#### RECORDS TO USE ####

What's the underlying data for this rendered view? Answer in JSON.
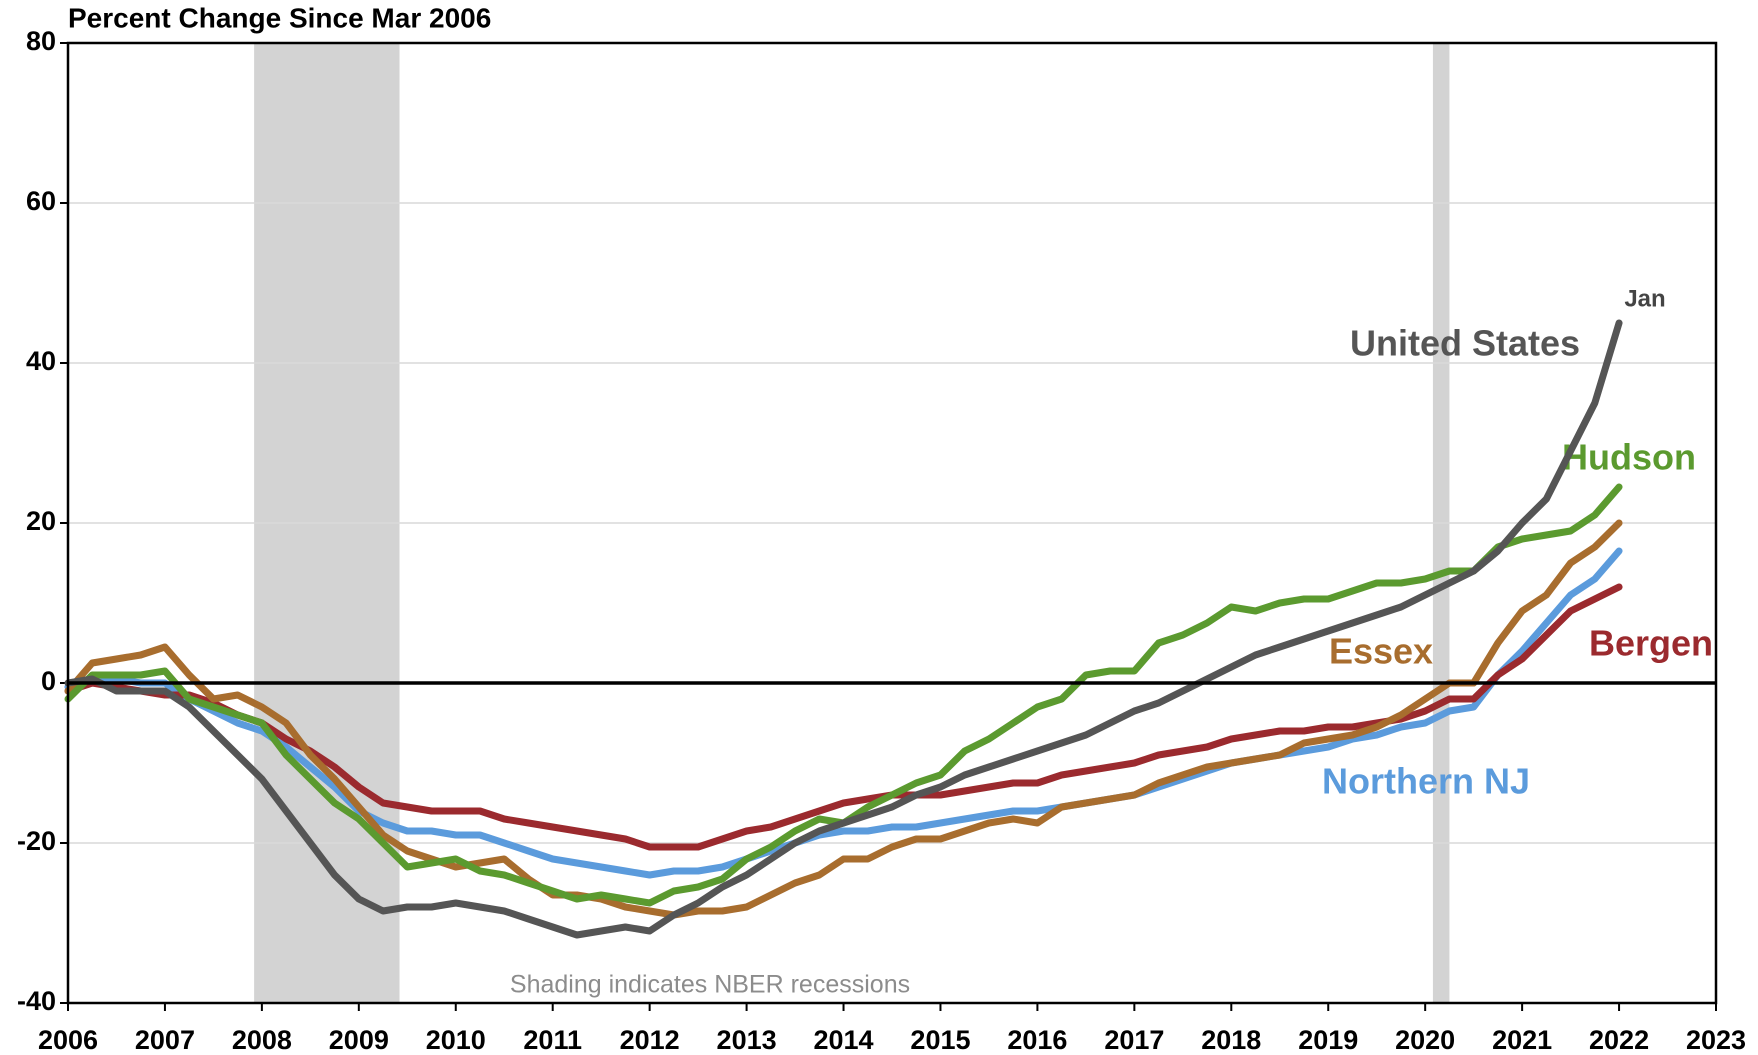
{
  "chart_data": {
    "type": "line",
    "title": "Percent Change Since Mar 2006",
    "annotation": "Jan",
    "note": "Shading indicates NBER recessions",
    "shaded_regions": [
      [
        2007.92,
        2009.42
      ],
      [
        2020.08,
        2020.25
      ]
    ],
    "x": [
      2006,
      2006.25,
      2006.5,
      2006.75,
      2007,
      2007.25,
      2007.5,
      2007.75,
      2008,
      2008.25,
      2008.5,
      2008.75,
      2009,
      2009.25,
      2009.5,
      2009.75,
      2010,
      2010.25,
      2010.5,
      2010.75,
      2011,
      2011.25,
      2011.5,
      2011.75,
      2012,
      2012.25,
      2012.5,
      2012.75,
      2013,
      2013.25,
      2013.5,
      2013.75,
      2014,
      2014.25,
      2014.5,
      2014.75,
      2015,
      2015.25,
      2015.5,
      2015.75,
      2016,
      2016.25,
      2016.5,
      2016.75,
      2017,
      2017.25,
      2017.5,
      2017.75,
      2018,
      2018.25,
      2018.5,
      2018.75,
      2019,
      2019.25,
      2019.5,
      2019.75,
      2020,
      2020.25,
      2020.5,
      2020.75,
      2021,
      2021.25,
      2021.5,
      2021.75,
      2022
    ],
    "series": [
      {
        "name": "Northern NJ",
        "color": "#5b9bdc",
        "values": [
          -0.5,
          0.5,
          0.5,
          0,
          0,
          -2,
          -3.5,
          -5,
          -6,
          -8,
          -10.5,
          -13,
          -16,
          -17.5,
          -18.5,
          -18.5,
          -19,
          -19,
          -20,
          -21,
          -22,
          -22.5,
          -23,
          -23.5,
          -24,
          -23.5,
          -23.5,
          -23,
          -22,
          -21,
          -20,
          -19,
          -18.5,
          -18.5,
          -18,
          -18,
          -17.5,
          -17,
          -16.5,
          -16,
          -16,
          -15.5,
          -15,
          -14.5,
          -14,
          -13,
          -12,
          -11,
          -10,
          -9.5,
          -9,
          -8.5,
          -8,
          -7,
          -6.5,
          -5.5,
          -5,
          -3.5,
          -3,
          1,
          4,
          7.5,
          11,
          13,
          16.5
        ]
      },
      {
        "name": "Bergen",
        "color": "#9b2a2e",
        "values": [
          -1,
          0,
          -0.5,
          -1,
          -1.5,
          -1.5,
          -2.5,
          -4,
          -5,
          -7,
          -8.5,
          -10.5,
          -13,
          -15,
          -15.5,
          -16,
          -16,
          -16,
          -17,
          -17.5,
          -18,
          -18.5,
          -19,
          -19.5,
          -20.5,
          -20.5,
          -20.5,
          -19.5,
          -18.5,
          -18,
          -17,
          -16,
          -15,
          -14.5,
          -14,
          -14,
          -14,
          -13.5,
          -13,
          -12.5,
          -12.5,
          -11.5,
          -11,
          -10.5,
          -10,
          -9,
          -8.5,
          -8,
          -7,
          -6.5,
          -6,
          -6,
          -5.5,
          -5.5,
          -5,
          -4.5,
          -3.5,
          -2,
          -2,
          1,
          3,
          6,
          9,
          10.5,
          12
        ]
      },
      {
        "name": "Essex",
        "color": "#a86d2e",
        "values": [
          -1,
          2.5,
          3,
          3.5,
          4.5,
          1,
          -2,
          -1.5,
          -3,
          -5,
          -9,
          -12,
          -15.5,
          -19,
          -21,
          -22,
          -23,
          -22.5,
          -22,
          -24.5,
          -26.5,
          -26.5,
          -27,
          -28,
          -28.5,
          -29,
          -28.5,
          -28.5,
          -28,
          -26.5,
          -25,
          -24,
          -22,
          -22,
          -20.5,
          -19.5,
          -19.5,
          -18.5,
          -17.5,
          -17,
          -17.5,
          -15.5,
          -15,
          -14.5,
          -14,
          -12.5,
          -11.5,
          -10.5,
          -10,
          -9.5,
          -9,
          -7.5,
          -7,
          -6.5,
          -5.5,
          -4,
          -2,
          0,
          0,
          5,
          9,
          11,
          15,
          17,
          20
        ]
      },
      {
        "name": "Hudson",
        "color": "#5b9a2f",
        "values": [
          -2,
          1,
          1,
          1,
          1.5,
          -2,
          -3,
          -4,
          -5,
          -9,
          -12,
          -15,
          -17,
          -20,
          -23,
          -22.5,
          -22,
          -23.5,
          -24,
          -25,
          -26,
          -27,
          -26.5,
          -27,
          -27.5,
          -26,
          -25.5,
          -24.5,
          -22,
          -20.5,
          -18.5,
          -17,
          -17.5,
          -15.5,
          -14,
          -12.5,
          -11.5,
          -8.5,
          -7,
          -5,
          -3,
          -2,
          1,
          1.5,
          1.5,
          5,
          6,
          7.5,
          9.5,
          9,
          10,
          10.5,
          10.5,
          11.5,
          12.5,
          12.5,
          13,
          14,
          14,
          17,
          18,
          18.5,
          19,
          21,
          24.5
        ]
      },
      {
        "name": "United States",
        "color": "#555555",
        "values": [
          0,
          0.5,
          -1,
          -1,
          -1,
          -3,
          -6,
          -9,
          -12,
          -16,
          -20,
          -24,
          -27,
          -28.5,
          -28,
          -28,
          -27.5,
          -28,
          -28.5,
          -29.5,
          -30.5,
          -31.5,
          -31,
          -30.5,
          -31,
          -29,
          -27.5,
          -25.5,
          -24,
          -22,
          -20,
          -18.5,
          -17.5,
          -16.5,
          -15.5,
          -14,
          -13,
          -11.5,
          -10.5,
          -9.5,
          -8.5,
          -7.5,
          -6.5,
          -5,
          -3.5,
          -2.5,
          -1,
          0.5,
          2,
          3.5,
          4.5,
          5.5,
          6.5,
          7.5,
          8.5,
          9.5,
          11,
          12.5,
          14,
          16.5,
          20,
          23,
          29,
          35,
          45
        ]
      }
    ],
    "xlim": [
      2006,
      2023
    ],
    "xticks": [
      2006,
      2007,
      2008,
      2009,
      2010,
      2011,
      2012,
      2013,
      2014,
      2015,
      2016,
      2017,
      2018,
      2019,
      2020,
      2021,
      2022,
      2023
    ],
    "ylim": [
      -40,
      80
    ],
    "yticks": [
      -40,
      -20,
      0,
      20,
      40,
      60,
      80
    ],
    "grid": true
  }
}
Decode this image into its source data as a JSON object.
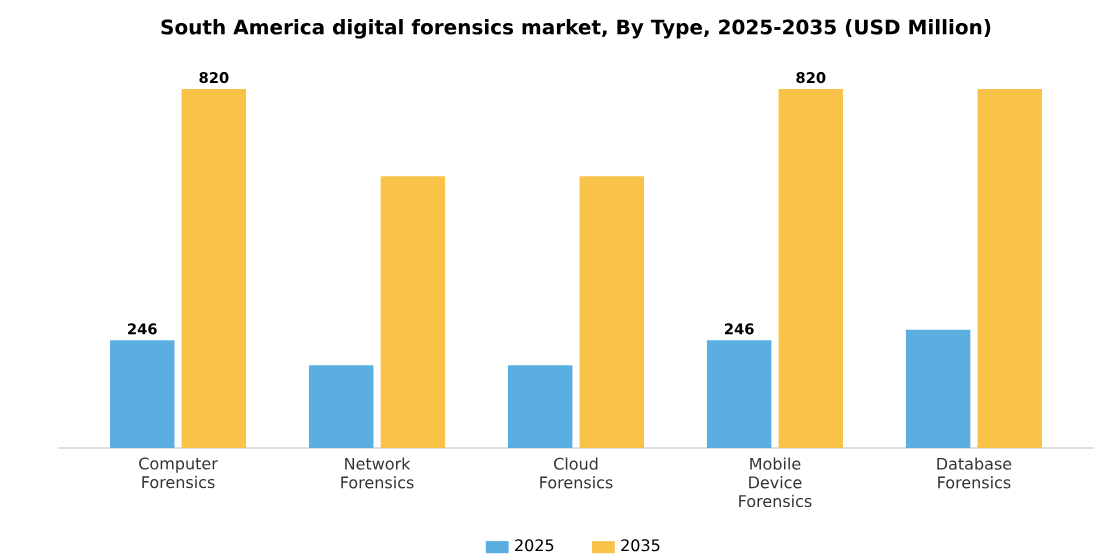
{
  "chart_data": {
    "type": "bar",
    "title": "South America digital forensics market, By Type, 2025-2035 (USD Million)",
    "categories": [
      "Computer Forensics",
      "Network Forensics",
      "Cloud Forensics",
      "Mobile Device Forensics",
      "Database Forensics"
    ],
    "series": [
      {
        "name": "2025",
        "color": "#5aafe0",
        "values": [
          246,
          189,
          189,
          246,
          270
        ],
        "value_labels": [
          "246",
          null,
          null,
          "246",
          null
        ]
      },
      {
        "name": "2035",
        "color": "#f9c34a",
        "values": [
          820,
          621,
          621,
          820,
          820
        ],
        "value_labels": [
          "820",
          null,
          null,
          "820",
          null
        ]
      }
    ],
    "tick_labels": "x",
    "legend": "bottom"
  }
}
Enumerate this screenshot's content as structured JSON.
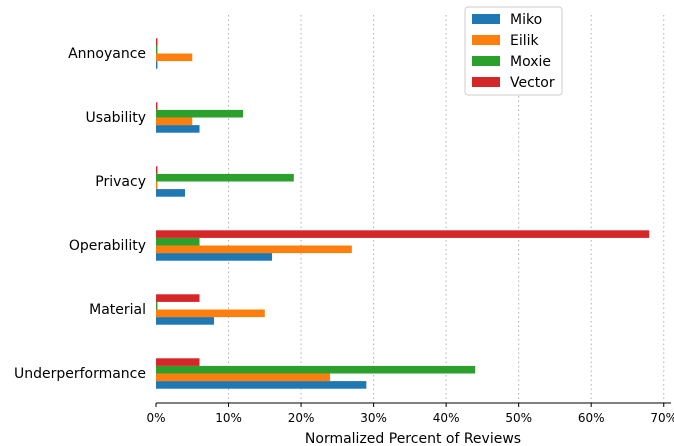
{
  "chart_data": {
    "type": "bar",
    "orientation": "horizontal",
    "xlabel": "Normalized Percent of Reviews",
    "xlim": [
      0,
      71
    ],
    "xticks": [
      0,
      10,
      20,
      30,
      40,
      50,
      60,
      70
    ],
    "tick_format": "{v}%",
    "grid": "x-dotted",
    "legend_position": "top-right",
    "categories": [
      "Annoyance",
      "Usability",
      "Privacy",
      "Operability",
      "Material",
      "Underperformance"
    ],
    "series": [
      {
        "name": "Miko",
        "color": "#1f77b4",
        "values": [
          0.2,
          6,
          4,
          16,
          8,
          29
        ]
      },
      {
        "name": "Eilik",
        "color": "#ff7f0e",
        "values": [
          5,
          5,
          0.2,
          27,
          15,
          24
        ]
      },
      {
        "name": "Moxie",
        "color": "#2ca02c",
        "values": [
          0.2,
          12,
          19,
          6,
          0.2,
          44
        ]
      },
      {
        "name": "Vector",
        "color": "#d62728",
        "values": [
          0.2,
          0.2,
          0.2,
          68,
          6,
          6
        ]
      }
    ]
  }
}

####

- **EXERCISE PROMPT**: Look through the data above. Find each line with the string "title" and copy it.

- **ANSWER TO THE PROBLEM**:
    "title": "Percent Change Since Mar 2006",
    "title": "South America digital forensics market, By Type, 2025-2035 (USD Million)",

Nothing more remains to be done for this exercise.